Read the data and repeat all of it exactly.

start

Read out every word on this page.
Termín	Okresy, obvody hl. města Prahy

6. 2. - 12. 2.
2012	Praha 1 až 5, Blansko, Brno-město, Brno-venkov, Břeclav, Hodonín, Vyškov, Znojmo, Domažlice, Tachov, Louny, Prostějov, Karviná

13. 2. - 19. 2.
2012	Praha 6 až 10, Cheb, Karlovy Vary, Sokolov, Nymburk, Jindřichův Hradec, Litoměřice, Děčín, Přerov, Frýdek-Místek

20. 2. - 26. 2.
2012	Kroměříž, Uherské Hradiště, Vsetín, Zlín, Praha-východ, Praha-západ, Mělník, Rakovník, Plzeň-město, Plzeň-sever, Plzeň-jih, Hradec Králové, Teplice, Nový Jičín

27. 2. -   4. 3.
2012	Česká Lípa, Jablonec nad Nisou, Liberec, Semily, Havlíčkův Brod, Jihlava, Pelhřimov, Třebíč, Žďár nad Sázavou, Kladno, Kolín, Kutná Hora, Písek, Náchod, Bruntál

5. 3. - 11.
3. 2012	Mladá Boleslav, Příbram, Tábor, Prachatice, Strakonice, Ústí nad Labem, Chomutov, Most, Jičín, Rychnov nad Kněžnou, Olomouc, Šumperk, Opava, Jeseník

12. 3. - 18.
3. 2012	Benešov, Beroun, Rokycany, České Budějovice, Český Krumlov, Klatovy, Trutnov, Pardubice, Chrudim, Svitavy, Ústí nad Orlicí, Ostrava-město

end

▸ **COMPLETED EXERCISE**
Read out every word on this page.
Termín	Okresy, obvody hl. města Prahy

6. 2. - 12. 2.
2012	Praha 1 až 5, Blansko, Brno-město, Brno-venkov, Břeclav, Hodonín, Vyškov, Znojmo, Domažlice, Tachov, Louny, Prostějov, Karviná

13. 2. - 19. 2.
2012	Praha 6 až 10, Cheb, Karlovy Vary, Sokolov, Nymburk, Jindřichův Hradec, Litoměřice, Děčín, Přerov, Frýdek-Místek

20. 2. - 26. 2.
2012	Kroměříž, Uherské Hradiště, Vsetín, Zlín, Praha-východ, Praha-západ, Mělník, Rakovník, Plzeň-město, Plzeň-sever, Plzeň-jih, Hradec Králové, Teplice, Nový Jičín

27. 2. -   4. 3.
2012	Česká Lípa, Jablonec nad Nisou, Liberec, Semily, Havlíčkův Brod, Jihlava, Pelhřimov, Třebíč, Žďár nad Sázavou, Kladno, Kolín, Kutná Hora, Písek, Náchod, Bruntál

5. 3. - 11.
3. 2012	Mladá Boleslav, Příbram, Tábor, Prachatice, Strakonice, Ústí nad Labem, Chomutov, Most, Jičín, Rychnov nad Kněžnou, Olomouc, Šumperk, Opava, Jeseník

12. 3. - 18.
3. 2012	Benešov, Beroun, Rokycany, České Budějovice, Český Krumlov, Klatovy, Trutnov, Pardubice, Chrudim, Svitavy, Ústí nad Orlicí, Ostrava-město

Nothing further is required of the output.